◆ OBJECTIVE ◆
Collect each line of the records containing the string "具体情况具体对待".

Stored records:
* START *

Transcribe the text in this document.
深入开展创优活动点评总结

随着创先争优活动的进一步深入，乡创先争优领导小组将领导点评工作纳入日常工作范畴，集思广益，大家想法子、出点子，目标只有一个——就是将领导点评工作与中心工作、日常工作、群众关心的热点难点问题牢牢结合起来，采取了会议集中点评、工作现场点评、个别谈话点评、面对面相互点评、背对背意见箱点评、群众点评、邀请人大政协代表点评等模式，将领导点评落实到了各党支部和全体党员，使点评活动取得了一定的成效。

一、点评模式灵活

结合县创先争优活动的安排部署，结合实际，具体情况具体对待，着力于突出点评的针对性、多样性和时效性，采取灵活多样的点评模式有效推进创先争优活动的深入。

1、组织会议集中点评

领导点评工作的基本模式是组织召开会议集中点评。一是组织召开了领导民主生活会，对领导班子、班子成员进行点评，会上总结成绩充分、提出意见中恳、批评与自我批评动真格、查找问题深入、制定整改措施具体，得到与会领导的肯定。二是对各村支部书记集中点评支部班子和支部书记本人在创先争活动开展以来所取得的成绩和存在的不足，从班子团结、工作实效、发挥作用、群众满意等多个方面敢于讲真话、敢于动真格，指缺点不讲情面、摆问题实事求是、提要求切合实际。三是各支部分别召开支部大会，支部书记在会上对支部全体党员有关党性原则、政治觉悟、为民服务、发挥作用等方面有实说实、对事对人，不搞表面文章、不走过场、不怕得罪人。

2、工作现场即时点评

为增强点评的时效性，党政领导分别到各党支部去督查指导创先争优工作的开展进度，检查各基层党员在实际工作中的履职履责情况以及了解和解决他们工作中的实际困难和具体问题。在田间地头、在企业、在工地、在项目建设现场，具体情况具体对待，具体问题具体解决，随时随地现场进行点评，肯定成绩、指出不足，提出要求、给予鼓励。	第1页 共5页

* END *

◆ EXERCISE SOLUTION ◆
结合县创先争优活动的安排部署，结合实际，具体情况具体对待，着力于突出点评的针对性、多样性和时效性，采取灵活多样的点评模式有效推进创先争优活动的深入。
为增强点评的时效性，党政领导分别到各党支部去督查指导创先争优工作的开展进度，检查各基层党员在实际工作中的履职履责情况以及了解和解决他们工作中的实际困难和具体问题。在田间地头、在企业、在工地、在项目建设现场，具体情况具体对待，具体问题具体解决，随时随地现场进行点评，肯定成绩、指出不足，提出要求、给予鼓励。	第1页 共5页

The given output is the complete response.